Exercise objective: Give only the number of lines that hold the word "interval".

Listed records:
# # #

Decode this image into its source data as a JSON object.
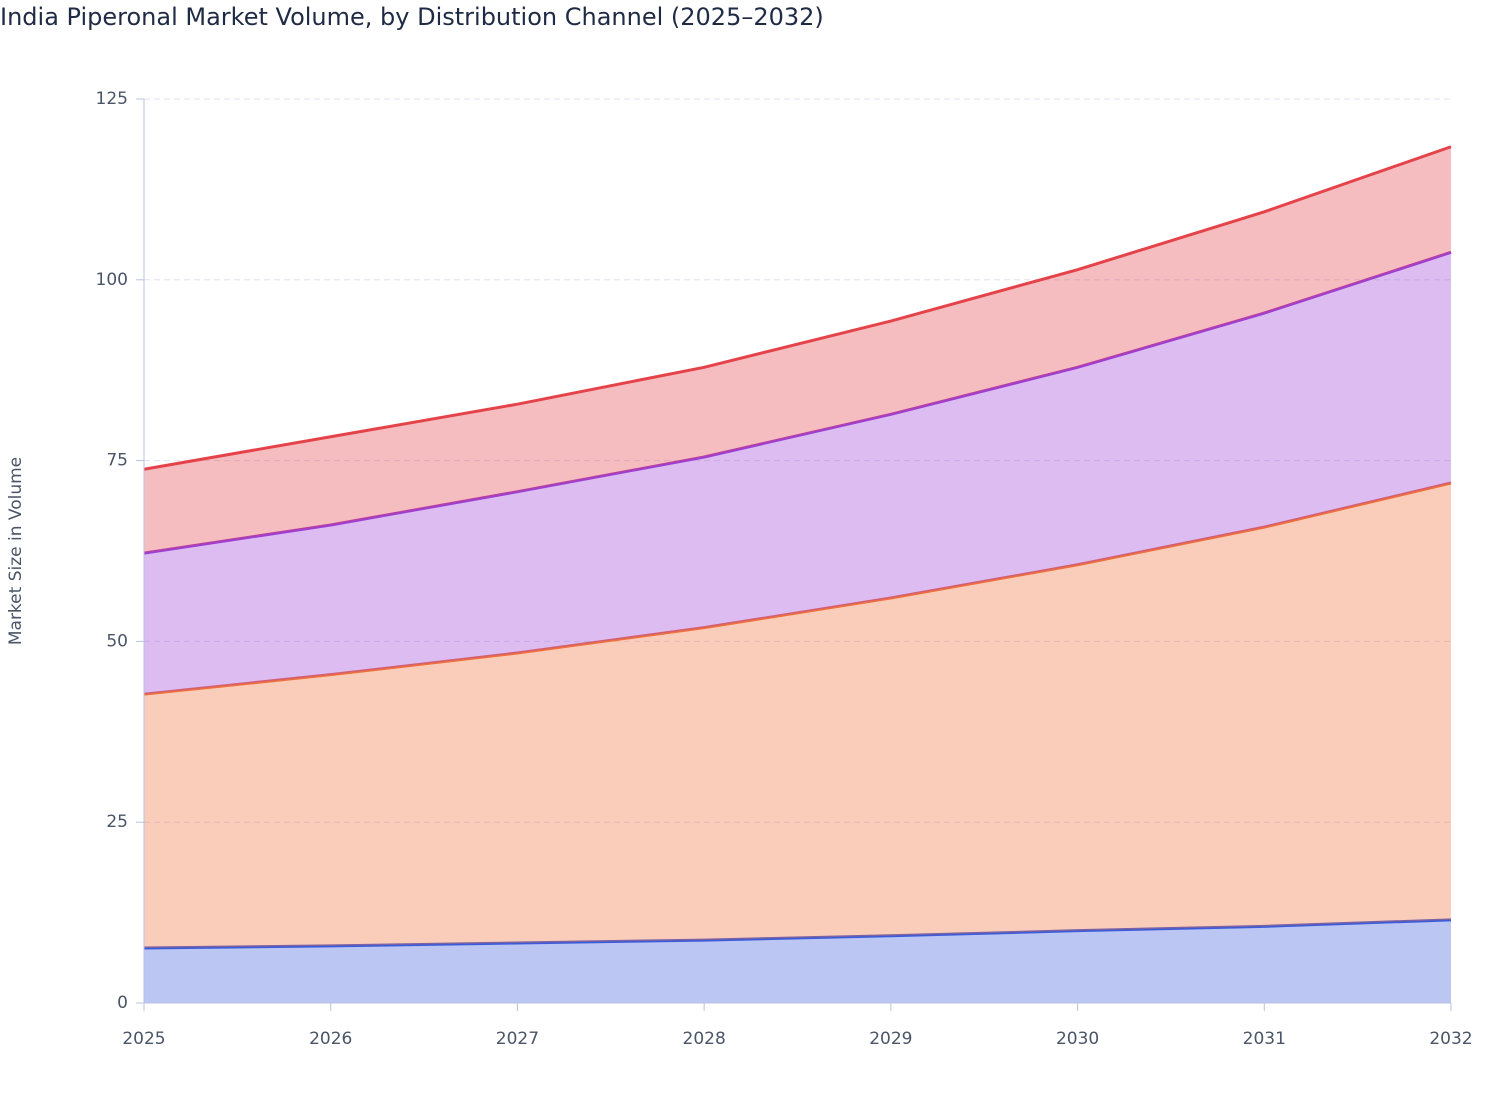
{
  "chart_data": {
    "type": "stacked-area",
    "title": "India Piperonal Market Volume, by Distribution Channel (2025–2032)",
    "y_label": "Market Size in Volume",
    "x": [
      2025,
      2026,
      2027,
      2028,
      2029,
      2030,
      2031,
      2032
    ],
    "xlim": [
      2025,
      2032
    ],
    "xticks": [
      2025,
      2026,
      2027,
      2028,
      2029,
      2030,
      2031,
      2032
    ],
    "ylim": [
      0,
      125
    ],
    "yticks": [
      0,
      25,
      50,
      75,
      100,
      125
    ],
    "grid": true,
    "series": [
      {
        "color": "#3b5bdb",
        "values": [
          7.6,
          7.9,
          8.3,
          8.7,
          9.3,
          10.0,
          10.6,
          11.5
        ]
      },
      {
        "color": "#f0703c",
        "values": [
          35.1,
          37.5,
          40.1,
          43.2,
          46.7,
          50.6,
          55.2,
          60.4
        ]
      },
      {
        "color": "#9b3fd6",
        "values": [
          19.5,
          20.7,
          22.3,
          23.6,
          25.4,
          27.3,
          29.6,
          31.9
        ]
      },
      {
        "color": "#e5434a",
        "values": [
          11.6,
          12.2,
          12.1,
          12.4,
          12.9,
          13.5,
          14.0,
          14.6
        ]
      }
    ]
  }
}
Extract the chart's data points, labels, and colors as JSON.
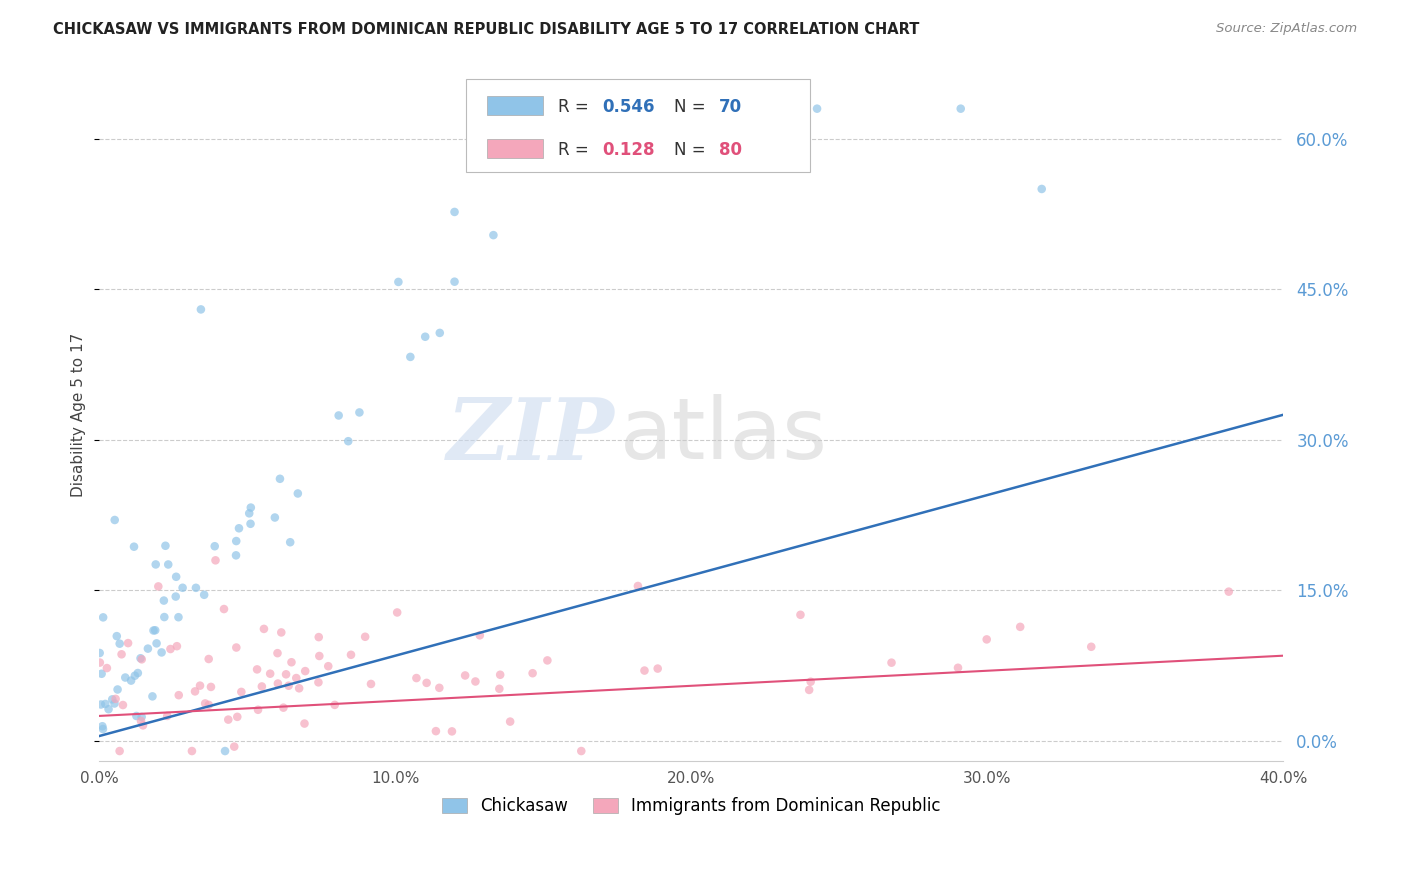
{
  "title": "CHICKASAW VS IMMIGRANTS FROM DOMINICAN REPUBLIC DISABILITY AGE 5 TO 17 CORRELATION CHART",
  "source": "Source: ZipAtlas.com",
  "ylabel": "Disability Age 5 to 17",
  "legend_label1": "Chickasaw",
  "legend_label2": "Immigrants from Dominican Republic",
  "r1": 0.546,
  "n1": 70,
  "r2": 0.128,
  "n2": 80,
  "color1": "#90c4e8",
  "color2": "#f4a7bb",
  "line_color1": "#3070b8",
  "line_color2": "#e0507a",
  "xmin": 0.0,
  "xmax": 0.4,
  "ymin": -0.02,
  "ymax": 0.67,
  "yticks": [
    0.0,
    0.15,
    0.3,
    0.45,
    0.6
  ],
  "xticks": [
    0.0,
    0.1,
    0.2,
    0.3,
    0.4
  ],
  "watermark_zip": "ZIP",
  "watermark_atlas": "atlas",
  "background": "#ffffff",
  "grid_color": "#cccccc",
  "scatter_alpha": 0.7,
  "scatter_size": 38,
  "blue_line_start_y": 0.005,
  "blue_line_end_y": 0.325,
  "pink_line_start_y": 0.025,
  "pink_line_end_y": 0.085
}
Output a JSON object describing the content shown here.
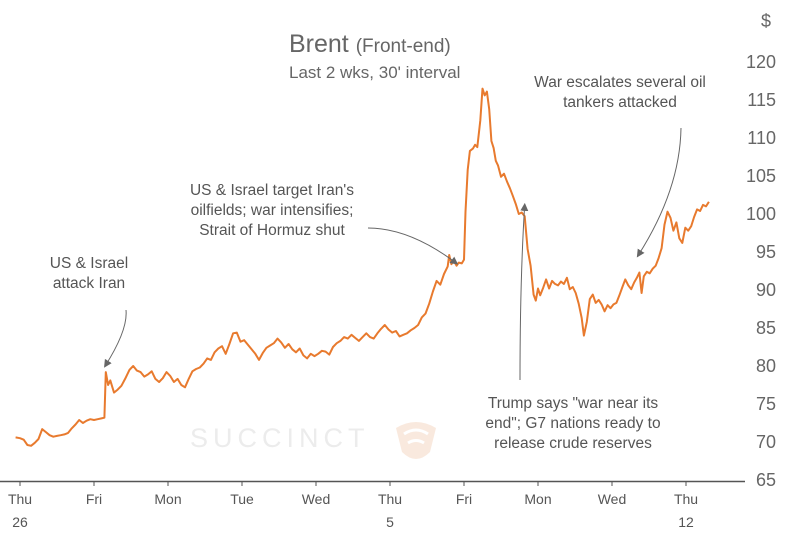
{
  "title": "Brent",
  "title_suffix": "(Front-end)",
  "subtitle": "Last 2 wks, 30' interval",
  "watermark": "SUCCINCT",
  "colors": {
    "line": "#e87a2e",
    "arrow": "#666666",
    "axis": "#555555"
  },
  "chart_data": {
    "type": "line",
    "title": "Brent (Front-end)",
    "subtitle": "Last 2 wks, 30' interval",
    "ylabel": "$",
    "ylim": [
      65,
      122
    ],
    "yticks": [
      65,
      70,
      75,
      80,
      85,
      90,
      95,
      100,
      105,
      110,
      115,
      120
    ],
    "y_axis_side": "right",
    "grid": false,
    "x_ticks": [
      {
        "label": "Thu",
        "sublabel": "26",
        "x": 0
      },
      {
        "label": "Fri",
        "sublabel": "",
        "x": 1
      },
      {
        "label": "Mon",
        "sublabel": "",
        "x": 2
      },
      {
        "label": "Tue",
        "sublabel": "",
        "x": 3
      },
      {
        "label": "Wed",
        "sublabel": "",
        "x": 4
      },
      {
        "label": "Thu",
        "sublabel": "5",
        "x": 5
      },
      {
        "label": "Fri",
        "sublabel": "",
        "x": 6
      },
      {
        "label": "Mon",
        "sublabel": "",
        "x": 7
      },
      {
        "label": "Wed",
        "sublabel": "",
        "x": 8
      },
      {
        "label": "Thu",
        "sublabel": "12",
        "x": 9
      }
    ],
    "series": [
      {
        "points": [
          [
            -0.06,
            70.6
          ],
          [
            0.0,
            70.5
          ],
          [
            0.05,
            70.3
          ],
          [
            0.1,
            69.6
          ],
          [
            0.15,
            69.5
          ],
          [
            0.2,
            69.9
          ],
          [
            0.25,
            70.4
          ],
          [
            0.3,
            71.7
          ],
          [
            0.35,
            71.3
          ],
          [
            0.4,
            70.9
          ],
          [
            0.45,
            70.7
          ],
          [
            0.5,
            70.8
          ],
          [
            0.55,
            70.9
          ],
          [
            0.6,
            71.0
          ],
          [
            0.65,
            71.2
          ],
          [
            0.7,
            71.8
          ],
          [
            0.75,
            72.3
          ],
          [
            0.8,
            72.9
          ],
          [
            0.85,
            72.5
          ],
          [
            0.9,
            72.8
          ],
          [
            0.95,
            73.0
          ],
          [
            1.0,
            72.9
          ],
          [
            1.05,
            73.0
          ],
          [
            1.1,
            73.1
          ],
          [
            1.14,
            73.2
          ],
          [
            1.16,
            79.2
          ],
          [
            1.19,
            77.5
          ],
          [
            1.22,
            78.1
          ],
          [
            1.27,
            76.5
          ],
          [
            1.32,
            76.9
          ],
          [
            1.37,
            77.4
          ],
          [
            1.42,
            78.3
          ],
          [
            1.48,
            79.5
          ],
          [
            1.53,
            80.0
          ],
          [
            1.58,
            79.4
          ],
          [
            1.63,
            79.2
          ],
          [
            1.68,
            78.6
          ],
          [
            1.73,
            78.9
          ],
          [
            1.78,
            79.3
          ],
          [
            1.83,
            78.3
          ],
          [
            1.88,
            77.9
          ],
          [
            1.93,
            78.4
          ],
          [
            1.98,
            79.2
          ],
          [
            2.03,
            78.7
          ],
          [
            2.08,
            77.9
          ],
          [
            2.13,
            78.3
          ],
          [
            2.18,
            77.5
          ],
          [
            2.23,
            77.2
          ],
          [
            2.28,
            78.3
          ],
          [
            2.33,
            79.3
          ],
          [
            2.38,
            79.6
          ],
          [
            2.43,
            79.8
          ],
          [
            2.48,
            80.3
          ],
          [
            2.53,
            81.0
          ],
          [
            2.58,
            80.8
          ],
          [
            2.63,
            81.8
          ],
          [
            2.68,
            82.3
          ],
          [
            2.73,
            82.6
          ],
          [
            2.78,
            81.6
          ],
          [
            2.83,
            82.9
          ],
          [
            2.88,
            84.3
          ],
          [
            2.93,
            84.4
          ],
          [
            2.98,
            83.2
          ],
          [
            3.03,
            83.4
          ],
          [
            3.08,
            82.8
          ],
          [
            3.13,
            82.2
          ],
          [
            3.18,
            81.6
          ],
          [
            3.23,
            80.8
          ],
          [
            3.28,
            81.7
          ],
          [
            3.33,
            82.4
          ],
          [
            3.38,
            82.7
          ],
          [
            3.43,
            83.0
          ],
          [
            3.48,
            83.6
          ],
          [
            3.53,
            83.1
          ],
          [
            3.58,
            82.4
          ],
          [
            3.63,
            82.9
          ],
          [
            3.68,
            82.2
          ],
          [
            3.73,
            81.8
          ],
          [
            3.78,
            82.3
          ],
          [
            3.83,
            81.4
          ],
          [
            3.88,
            81.0
          ],
          [
            3.93,
            81.6
          ],
          [
            3.98,
            81.3
          ],
          [
            4.03,
            81.6
          ],
          [
            4.08,
            82.0
          ],
          [
            4.13,
            81.9
          ],
          [
            4.18,
            81.5
          ],
          [
            4.23,
            82.5
          ],
          [
            4.28,
            83.0
          ],
          [
            4.33,
            83.3
          ],
          [
            4.38,
            83.8
          ],
          [
            4.43,
            83.6
          ],
          [
            4.48,
            84.1
          ],
          [
            4.53,
            83.7
          ],
          [
            4.58,
            83.3
          ],
          [
            4.63,
            83.8
          ],
          [
            4.68,
            84.3
          ],
          [
            4.73,
            83.8
          ],
          [
            4.78,
            83.6
          ],
          [
            4.83,
            84.3
          ],
          [
            4.88,
            84.9
          ],
          [
            4.93,
            85.4
          ],
          [
            4.98,
            84.8
          ],
          [
            5.03,
            84.4
          ],
          [
            5.08,
            84.6
          ],
          [
            5.13,
            83.9
          ],
          [
            5.18,
            84.1
          ],
          [
            5.23,
            84.3
          ],
          [
            5.28,
            84.7
          ],
          [
            5.33,
            85.0
          ],
          [
            5.38,
            85.4
          ],
          [
            5.43,
            86.4
          ],
          [
            5.48,
            86.9
          ],
          [
            5.53,
            88.2
          ],
          [
            5.58,
            89.8
          ],
          [
            5.63,
            91.2
          ],
          [
            5.68,
            90.7
          ],
          [
            5.73,
            92.1
          ],
          [
            5.78,
            93.1
          ],
          [
            5.8,
            94.6
          ],
          [
            5.83,
            93.4
          ],
          [
            5.86,
            93.9
          ],
          [
            5.9,
            93.2
          ],
          [
            5.93,
            93.6
          ],
          [
            5.97,
            93.5
          ],
          [
            6.0,
            94.0
          ],
          [
            6.02,
            100.3
          ],
          [
            6.05,
            105.8
          ],
          [
            6.08,
            108.3
          ],
          [
            6.12,
            108.6
          ],
          [
            6.15,
            109.1
          ],
          [
            6.18,
            108.8
          ],
          [
            6.22,
            112.3
          ],
          [
            6.25,
            116.5
          ],
          [
            6.28,
            115.6
          ],
          [
            6.31,
            116.1
          ],
          [
            6.34,
            113.8
          ],
          [
            6.37,
            109.6
          ],
          [
            6.4,
            108.7
          ],
          [
            6.43,
            107.0
          ],
          [
            6.46,
            106.4
          ],
          [
            6.5,
            104.9
          ],
          [
            6.54,
            105.3
          ],
          [
            6.58,
            104.3
          ],
          [
            6.62,
            103.4
          ],
          [
            6.66,
            102.4
          ],
          [
            6.7,
            101.3
          ],
          [
            6.74,
            100.0
          ],
          [
            6.78,
            100.2
          ],
          [
            6.82,
            99.7
          ],
          [
            6.86,
            95.4
          ],
          [
            6.9,
            93.2
          ],
          [
            6.94,
            89.4
          ],
          [
            6.97,
            88.6
          ],
          [
            7.0,
            90.2
          ],
          [
            7.03,
            89.3
          ],
          [
            7.07,
            90.3
          ],
          [
            7.11,
            91.4
          ],
          [
            7.15,
            90.2
          ],
          [
            7.19,
            91.2
          ],
          [
            7.23,
            90.8
          ],
          [
            7.27,
            90.6
          ],
          [
            7.31,
            91.1
          ],
          [
            7.35,
            90.8
          ],
          [
            7.39,
            91.6
          ],
          [
            7.43,
            90.1
          ],
          [
            7.47,
            90.4
          ],
          [
            7.51,
            89.6
          ],
          [
            7.55,
            88.2
          ],
          [
            7.59,
            86.3
          ],
          [
            7.62,
            84.0
          ],
          [
            7.66,
            85.8
          ],
          [
            7.7,
            88.8
          ],
          [
            7.74,
            89.4
          ],
          [
            7.78,
            88.3
          ],
          [
            7.82,
            88.7
          ],
          [
            7.86,
            88.1
          ],
          [
            7.9,
            87.2
          ],
          [
            7.94,
            88.0
          ],
          [
            7.98,
            87.6
          ],
          [
            8.02,
            88.1
          ],
          [
            8.06,
            88.3
          ],
          [
            8.1,
            89.3
          ],
          [
            8.14,
            90.4
          ],
          [
            8.18,
            91.4
          ],
          [
            8.22,
            90.6
          ],
          [
            8.26,
            90.1
          ],
          [
            8.3,
            91.0
          ],
          [
            8.34,
            91.7
          ],
          [
            8.37,
            92.3
          ],
          [
            8.4,
            89.6
          ],
          [
            8.43,
            91.8
          ],
          [
            8.47,
            92.4
          ],
          [
            8.51,
            92.2
          ],
          [
            8.55,
            92.8
          ],
          [
            8.59,
            93.2
          ],
          [
            8.63,
            94.2
          ],
          [
            8.67,
            95.5
          ],
          [
            8.71,
            98.6
          ],
          [
            8.75,
            100.3
          ],
          [
            8.79,
            99.5
          ],
          [
            8.83,
            97.8
          ],
          [
            8.87,
            98.9
          ],
          [
            8.91,
            96.8
          ],
          [
            8.95,
            96.2
          ],
          [
            8.99,
            98.2
          ],
          [
            9.03,
            97.8
          ],
          [
            9.07,
            98.4
          ],
          [
            9.11,
            99.6
          ],
          [
            9.15,
            100.6
          ],
          [
            9.19,
            100.4
          ],
          [
            9.23,
            101.2
          ],
          [
            9.27,
            101.0
          ],
          [
            9.31,
            101.6
          ]
        ]
      }
    ],
    "annotations": [
      {
        "text": "US & Israel\nattack Iran",
        "target": [
          1.15,
          80.0
        ]
      },
      {
        "text": "US & Israel target Iran's\noilfields; war intensifies;\nStrait of Hormuz shut",
        "target": [
          5.9,
          93.5
        ]
      },
      {
        "text": "War escalates several oil\ntankers attacked",
        "target": [
          8.35,
          94.5
        ]
      },
      {
        "text": "Trump says \"war near its\nend\"; G7 nations ready to\nrelease crude reserves",
        "target": [
          6.82,
          101.2
        ]
      }
    ]
  }
}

# # #

Expected answer: 2